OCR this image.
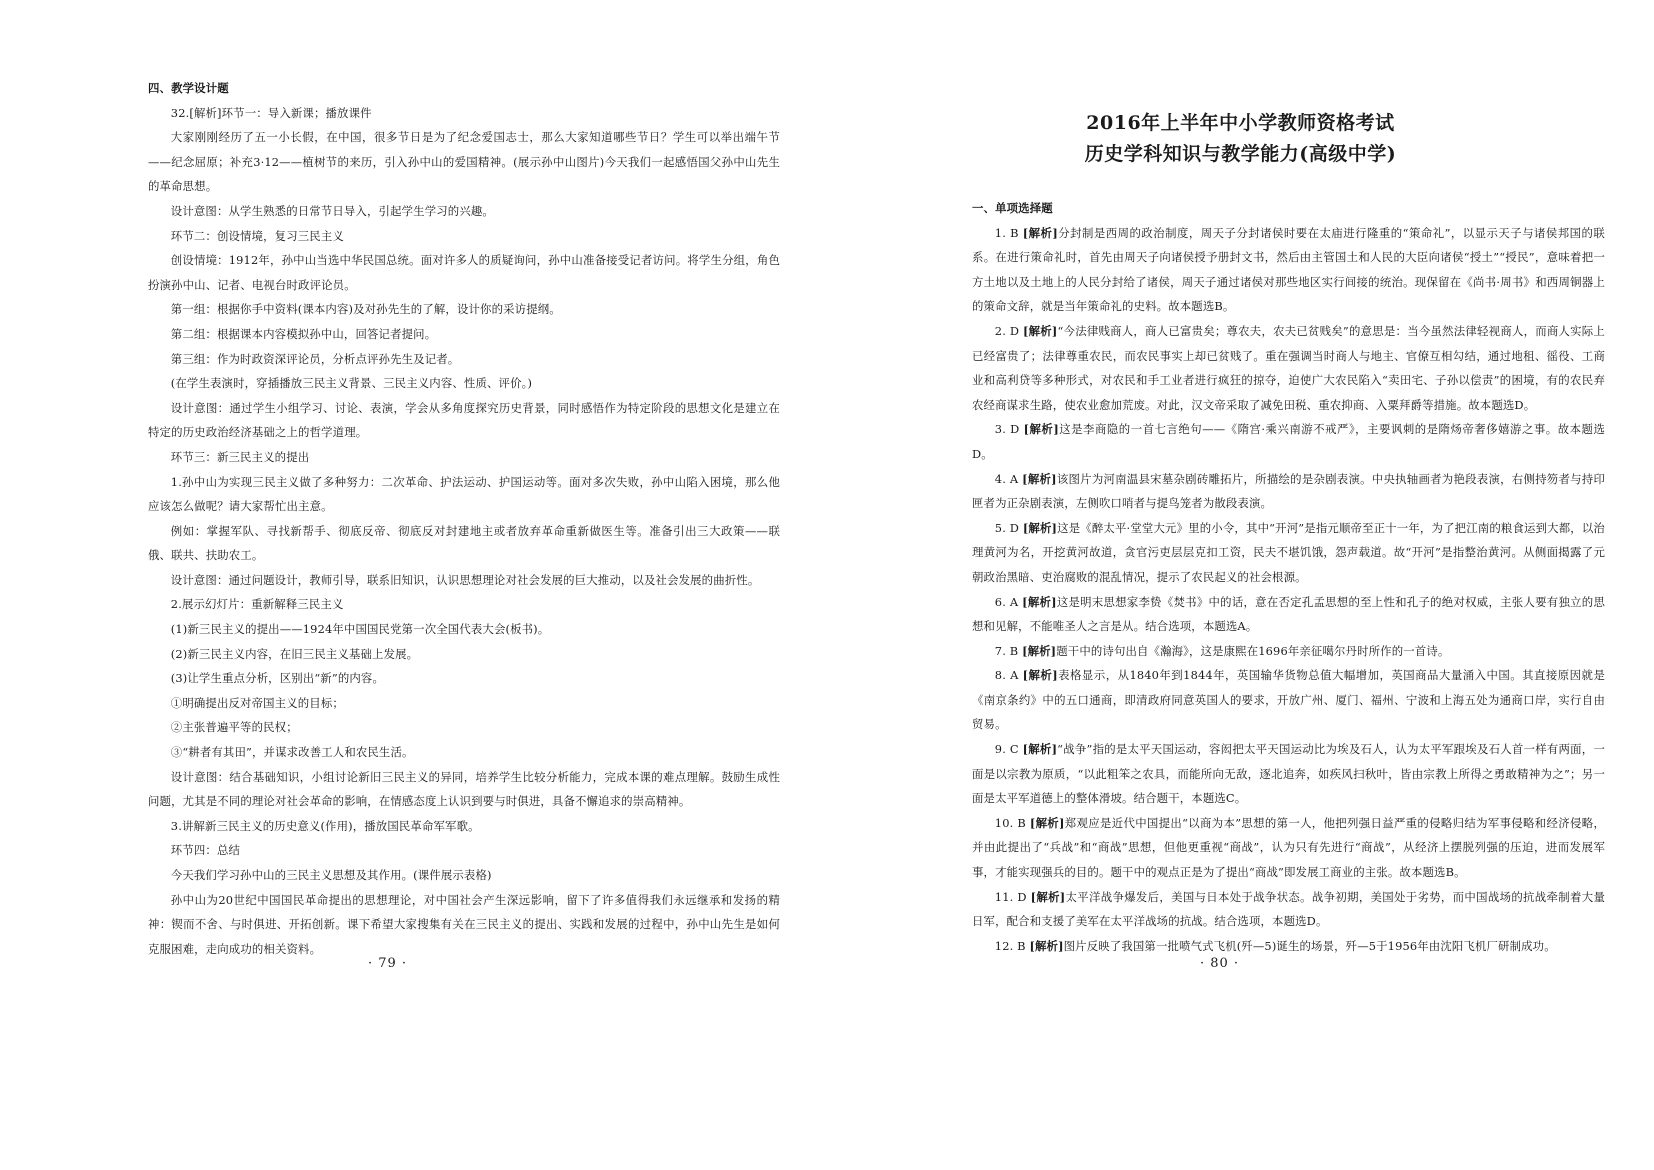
四、教学设计题

32.[解析]环节一：导入新课；播放课件

大家刚刚经历了五一小长假，在中国，很多节日是为了纪念爱国志士，那么大家知道哪些节日？学生可以举出端午节——纪念屈原；补充3·12——植树节的来历，引入孙中山的爱国精神。(展示孙中山图片)今天我们一起感悟国父孙中山先生的革命思想。

设计意图：从学生熟悉的日常节日导入，引起学生学习的兴趣。

环节二：创设情境，复习三民主义

创设情境：1912年，孙中山当选中华民国总统。面对许多人的质疑询问，孙中山准备接受记者访问。将学生分组，角色扮演孙中山、记者、电视台时政评论员。

第一组：根据你手中资料(课本内容)及对孙先生的了解，设计你的采访提纲。

第二组：根据课本内容模拟孙中山，回答记者提问。

第三组：作为时政资深评论员，分析点评孙先生及记者。

(在学生表演时，穿插播放三民主义背景、三民主义内容、性质、评价。)

设计意图：通过学生小组学习、讨论、表演，学会从多角度探究历史背景，同时感悟作为特定阶段的思想文化是建立在特定的历史政治经济基础之上的哲学道理。

环节三：新三民主义的提出

1.孙中山为实现三民主义做了多种努力：二次革命、护法运动、护国运动等。面对多次失败，孙中山陷入困境，那么他应该怎么做呢？请大家帮忙出主意。

例如：掌握军队、寻找新帮手、彻底反帝、彻底反对封建地主或者放弃革命重新做医生等。准备引出三大政策——联俄、联共、扶助农工。

设计意图：通过问题设计，教师引导，联系旧知识，认识思想理论对社会发展的巨大推动，以及社会发展的曲折性。

2.展示幻灯片：重新解释三民主义

(1)新三民主义的提出——1924年中国国民党第一次全国代表大会(板书)。

(2)新三民主义内容，在旧三民主义基础上发展。

(3)让学生重点分析，区别出“新”的内容。

①明确提出反对帝国主义的目标；

②主张普遍平等的民权；

③“耕者有其田”，并谋求改善工人和农民生活。

设计意图：结合基础知识，小组讨论新旧三民主义的异同，培养学生比较分析能力，完成本课的难点理解。鼓励生成性问题，尤其是不同的理论对社会革命的影响，在情感态度上认识到要与时俱进，具备不懈追求的崇高精神。

3.讲解新三民主义的历史意义(作用)，播放国民革命军军歌。

环节四：总结

今天我们学习孙中山的三民主义思想及其作用。(课件展示表格)

孙中山为20世纪中国国民革命提出的思想理论，对中国社会产生深远影响，留下了许多值得我们永远继承和发扬的精神：锲而不舍、与时俱进、开拓创新。课下希望大家搜集有关在三民主义的提出、实践和发展的过程中，孙中山先生是如何克服困难，走向成功的相关资料。

· 79 ·
2016年上半年中小学教师资格考试
历史学科知识与教学能力(高级中学)

一、单项选择题

1. B [解析]分封制是西周的政治制度，周天子分封诸侯时要在太庙进行隆重的“策命礼”，以显示天子与诸侯邦国的联系。在进行策命礼时，首先由周天子向诸侯授予册封文书，然后由主管国土和人民的大臣向诸侯“授土”“授民”，意味着把一方土地以及土地上的人民分封给了诸侯，周天子通过诸侯对那些地区实行间接的统治。现保留在《尚书·周书》和西周铜器上的策命文辞，就是当年策命礼的史料。故本题选B。

2. D [解析]“今法律贱商人，商人已富贵矣；尊农夫，农夫已贫贱矣”的意思是：当今虽然法律轻视商人，而商人实际上已经富贵了；法律尊重农民，而农民事实上却已贫贱了。重在强调当时商人与地主、官僚互相勾结，通过地租、徭役、工商业和高利贷等多种形式，对农民和手工业者进行疯狂的掠夺，迫使广大农民陷入“卖田宅、子孙以偿责”的困境，有的农民弃农经商谋求生路，使农业愈加荒废。对此，汉文帝采取了减免田税、重农抑商、入粟拜爵等措施。故本题选D。

3. D [解析]这是李商隐的一首七言绝句——《隋宫·乘兴南游不戒严》，主要讽刺的是隋炀帝奢侈嬉游之事。故本题选D。

4. A [解析]该图片为河南温县宋墓杂剧砖雕拓片，所描绘的是杂剧表演。中央执轴画者为艳段表演，右侧持笏者与持印匣者为正杂剧表演，左侧吹口哨者与提鸟笼者为散段表演。

5. D [解析]这是《醉太平·堂堂大元》里的小令，其中“开河”是指元顺帝至正十一年，为了把江南的粮食运到大都，以治理黄河为名，开挖黄河故道，贪官污吏层层克扣工资，民夫不堪饥饿，怨声载道。故“开河”是指整治黄河。从侧面揭露了元朝政治黑暗、吏治腐败的混乱情况，提示了农民起义的社会根源。

6. A [解析]这是明末思想家李贽《焚书》中的话，意在否定孔孟思想的至上性和孔子的绝对权威，主张人要有独立的思想和见解，不能唯圣人之言是从。结合选项，本题选A。

7. B [解析]题干中的诗句出自《瀚海》，这是康熙在1696年亲征噶尔丹时所作的一首诗。

8. A [解析]表格显示，从1840年到1844年，英国输华货物总值大幅增加，英国商品大量涌入中国。其直接原因就是《南京条约》中的五口通商，即清政府同意英国人的要求，开放广州、厦门、福州、宁波和上海五处为通商口岸，实行自由贸易。

9. C [解析]“战争”指的是太平天国运动，容闳把太平天国运动比为埃及石人，认为太平军跟埃及石人首一样有两面，一面是以宗教为原质，“以此粗笨之农具，而能所向无敌，逐北追奔，如疾风扫秋叶，皆由宗教上所得之勇敢精神为之”；另一面是太平军道德上的整体滑坡。结合题干，本题选C。

10. B [解析]郑观应是近代中国提出“以商为本”思想的第一人，他把列强日益严重的侵略归结为军事侵略和经济侵略，并由此提出了“兵战”和“商战”思想，但他更重视“商战”，认为只有先进行“商战”，从经济上摆脱列强的压迫，进而发展军事，才能实现强兵的目的。题干中的观点正是为了提出“商战”即发展工商业的主张。故本题选B。

11. D [解析]太平洋战争爆发后，美国与日本处于战争状态。战争初期，美国处于劣势，而中国战场的抗战牵制着大量日军，配合和支援了美军在太平洋战场的抗战。结合选项，本题选D。

12. B [解析]图片反映了我国第一批喷气式飞机(歼—5)诞生的场景，歼—5于1956年由沈阳飞机厂研制成功。

· 80 ·
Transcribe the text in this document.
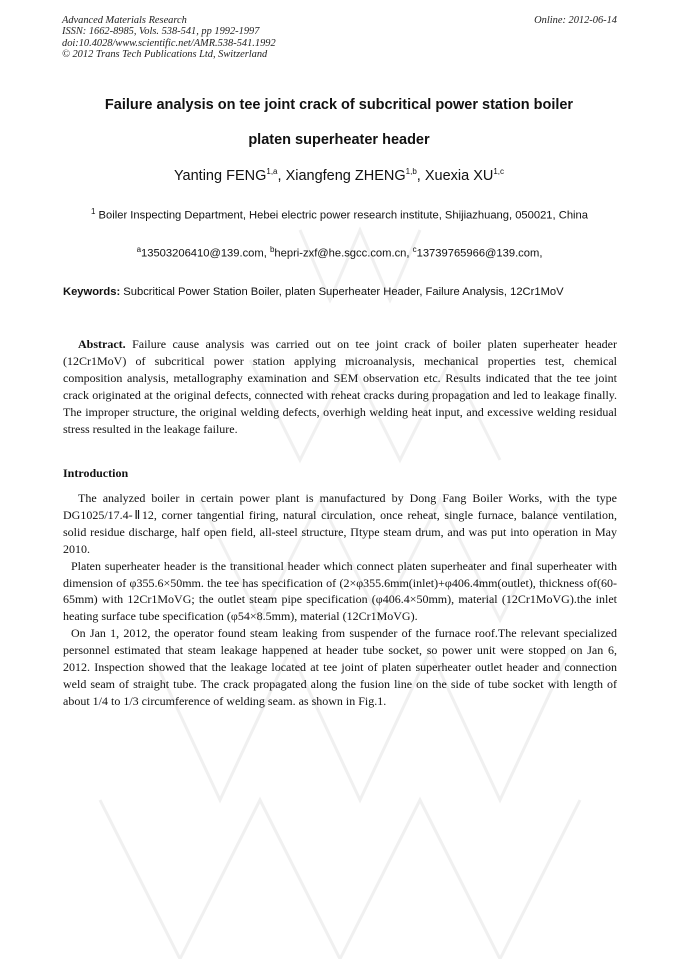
Advanced Materials Research
ISSN: 1662-8985, Vols. 538-541, pp 1992-1997
doi:10.4028/www.scientific.net/AMR.538-541.1992
© 2012 Trans Tech Publications Ltd, Switzerland
Online: 2012-06-14
Failure analysis on tee joint crack of subcritical power station boiler
platen superheater header
Yanting FENG$^{1,a}$, Xiangfeng ZHENG$^{1,b}$, Xuexia XU$^{1,c}$
$^1$ Boiler Inspecting Department, Hebei electric power research institute, Shijiazhuang, 050021, China
$^a$13503206410@139.com, $^b$hepri-zxf@he.sgcc.com.cn, $^c$13739765966@139.com,
Keywords: Subcritical Power Station Boiler, platen Superheater Header, Failure Analysis, 12Cr1MoV
Abstract. Failure cause analysis was carried out on tee joint crack of boiler platen superheater header (12Cr1MoV) of subcritical power station applying microanalysis, mechanical properties test, chemical composition analysis, metallography examination and SEM observation etc. Results indicated that the tee joint crack originated at the original defects, connected with reheat cracks during propagation and led to leakage finally. The improper structure, the original welding defects, overhigh welding heat input, and excessive welding residual stress resulted in the leakage failure.
Introduction

The analyzed boiler in certain power plant is manufactured by Dong Fang Boiler Works, with the type DG1025/17.4-Ⅱ12, corner tangential firing, natural circulation, once reheat, single furnace, balance ventilation, solid residue discharge, half open field, all-steel structure, Πtype steam drum, and was put into operation in May 2010.

Platen superheater header is the transitional header which connect platen superheater and final superheater with dimension of φ355.6×50mm. the tee has specification of (2×φ355.6mm(inlet)+φ406.4mm(outlet), thickness of(60-65mm) with 12Cr1MoVG; the outlet steam pipe specification (φ406.4×50mm), material (12Cr1MoVG).the inlet heating surface tube specification (φ54×8.5mm), material (12Cr1MoVG).

On Jan 1, 2012, the operator found steam leaking from suspender of the furnace roof.The relevant specialized personnel estimated that steam leakage happened at header tube socket, so power unit were stopped on Jan 6, 2012. Inspection showed that the leakage located at tee joint of platen superheater outlet header and connection weld seam of straight tube. The crack propagated along the fusion line on the side of tube socket with length of about 1/4 to 1/3 circumference of welding seam. as shown in Fig.1.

• • •

Go through the data and gather every line that holds "this".

◆ ANSWER TO THE PROBLEM:
OCR this image.
Transcribe the text in this document.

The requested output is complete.